[Data records]

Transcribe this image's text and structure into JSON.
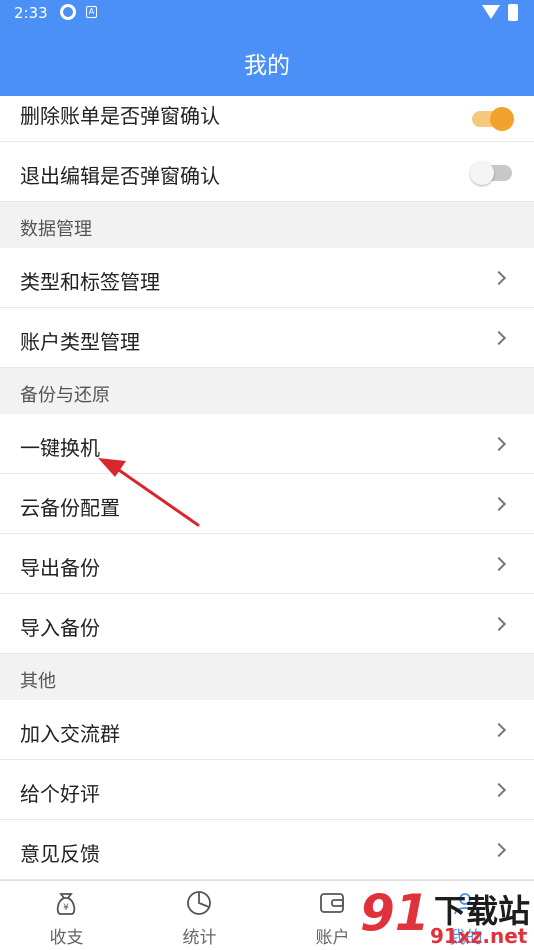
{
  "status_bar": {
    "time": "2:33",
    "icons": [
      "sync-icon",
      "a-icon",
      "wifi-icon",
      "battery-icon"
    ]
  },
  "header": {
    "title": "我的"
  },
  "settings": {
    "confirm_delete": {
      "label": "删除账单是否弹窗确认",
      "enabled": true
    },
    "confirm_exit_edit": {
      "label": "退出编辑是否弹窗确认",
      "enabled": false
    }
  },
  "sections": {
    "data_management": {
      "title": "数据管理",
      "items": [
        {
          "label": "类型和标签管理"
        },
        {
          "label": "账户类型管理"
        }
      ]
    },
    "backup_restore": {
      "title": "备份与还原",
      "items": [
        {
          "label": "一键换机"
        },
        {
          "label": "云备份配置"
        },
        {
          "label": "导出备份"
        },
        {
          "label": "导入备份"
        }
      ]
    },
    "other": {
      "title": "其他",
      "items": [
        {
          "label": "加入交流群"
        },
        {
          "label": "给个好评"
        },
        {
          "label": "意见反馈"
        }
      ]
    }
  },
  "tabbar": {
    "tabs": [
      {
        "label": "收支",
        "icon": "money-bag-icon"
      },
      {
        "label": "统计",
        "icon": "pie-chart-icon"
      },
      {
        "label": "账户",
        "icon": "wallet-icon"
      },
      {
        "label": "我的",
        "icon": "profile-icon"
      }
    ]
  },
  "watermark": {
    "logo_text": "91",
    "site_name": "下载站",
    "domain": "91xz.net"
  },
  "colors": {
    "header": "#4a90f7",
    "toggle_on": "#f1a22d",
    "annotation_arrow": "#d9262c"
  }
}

--

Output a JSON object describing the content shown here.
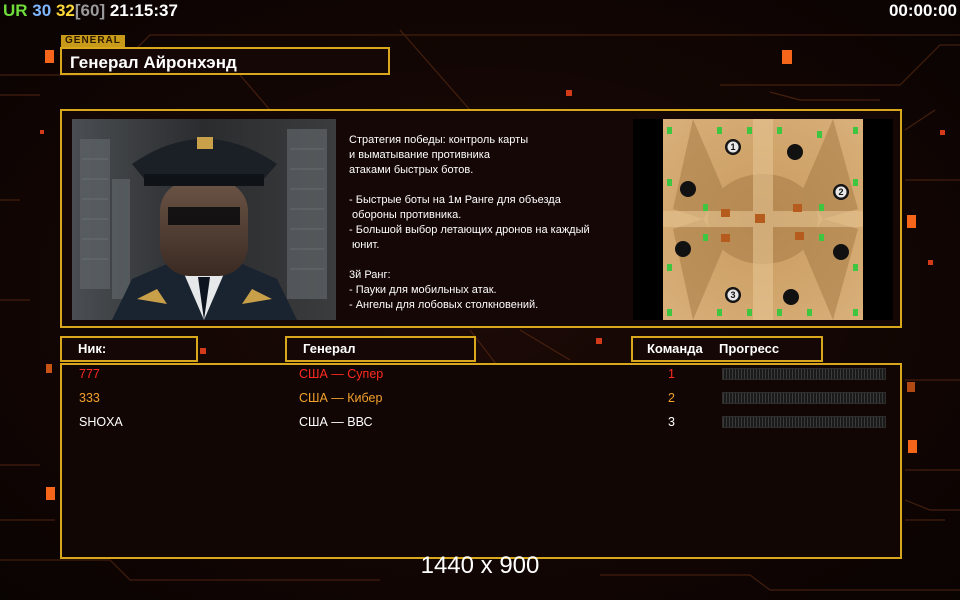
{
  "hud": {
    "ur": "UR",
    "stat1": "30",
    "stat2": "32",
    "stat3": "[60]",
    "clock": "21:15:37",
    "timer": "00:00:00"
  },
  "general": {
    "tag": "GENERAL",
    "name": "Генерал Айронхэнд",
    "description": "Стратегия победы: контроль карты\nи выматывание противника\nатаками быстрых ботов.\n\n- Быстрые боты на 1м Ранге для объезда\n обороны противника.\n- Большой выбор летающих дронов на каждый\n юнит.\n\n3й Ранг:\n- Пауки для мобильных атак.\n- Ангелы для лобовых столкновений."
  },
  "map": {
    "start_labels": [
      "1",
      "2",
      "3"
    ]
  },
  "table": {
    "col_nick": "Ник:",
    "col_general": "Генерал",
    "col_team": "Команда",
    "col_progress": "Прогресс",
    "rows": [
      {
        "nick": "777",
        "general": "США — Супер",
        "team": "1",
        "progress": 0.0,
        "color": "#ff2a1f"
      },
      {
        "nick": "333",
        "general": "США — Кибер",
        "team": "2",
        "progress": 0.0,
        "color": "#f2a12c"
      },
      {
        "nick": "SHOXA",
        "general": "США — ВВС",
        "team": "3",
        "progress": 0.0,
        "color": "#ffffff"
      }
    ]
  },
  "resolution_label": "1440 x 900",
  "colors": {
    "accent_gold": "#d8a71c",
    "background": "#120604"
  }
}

--

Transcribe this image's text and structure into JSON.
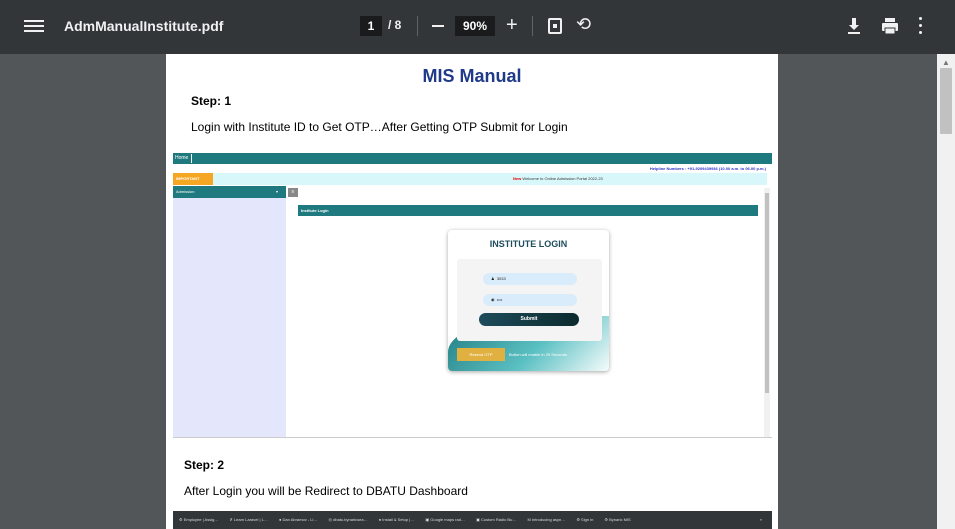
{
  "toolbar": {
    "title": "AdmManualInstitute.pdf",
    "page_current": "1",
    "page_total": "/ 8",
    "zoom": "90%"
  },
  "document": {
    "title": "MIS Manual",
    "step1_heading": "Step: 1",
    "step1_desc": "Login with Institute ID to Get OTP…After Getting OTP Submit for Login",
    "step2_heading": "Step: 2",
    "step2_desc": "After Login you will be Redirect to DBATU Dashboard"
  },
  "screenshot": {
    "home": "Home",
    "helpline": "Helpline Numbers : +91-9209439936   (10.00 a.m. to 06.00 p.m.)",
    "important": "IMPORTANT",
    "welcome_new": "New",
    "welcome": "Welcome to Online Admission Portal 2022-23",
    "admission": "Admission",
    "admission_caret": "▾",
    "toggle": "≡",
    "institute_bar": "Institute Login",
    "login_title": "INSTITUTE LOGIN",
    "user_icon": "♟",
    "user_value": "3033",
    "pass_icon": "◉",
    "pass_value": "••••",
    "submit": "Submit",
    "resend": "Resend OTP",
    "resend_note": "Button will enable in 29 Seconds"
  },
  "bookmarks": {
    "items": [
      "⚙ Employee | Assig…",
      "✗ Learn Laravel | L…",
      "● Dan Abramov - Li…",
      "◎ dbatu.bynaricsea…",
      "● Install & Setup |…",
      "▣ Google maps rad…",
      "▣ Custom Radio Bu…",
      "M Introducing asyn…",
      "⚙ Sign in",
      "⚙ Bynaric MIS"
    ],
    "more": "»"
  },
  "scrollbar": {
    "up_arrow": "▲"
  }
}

### [WHAT IS NEEDED]
List each line in the listing that contains the string "Submit".

### [THE COMPLETED TASK]
    "step1_desc": "Login with Institute ID to Get OTP…After Getting OTP Submit for Login",
    "submit": "Submit",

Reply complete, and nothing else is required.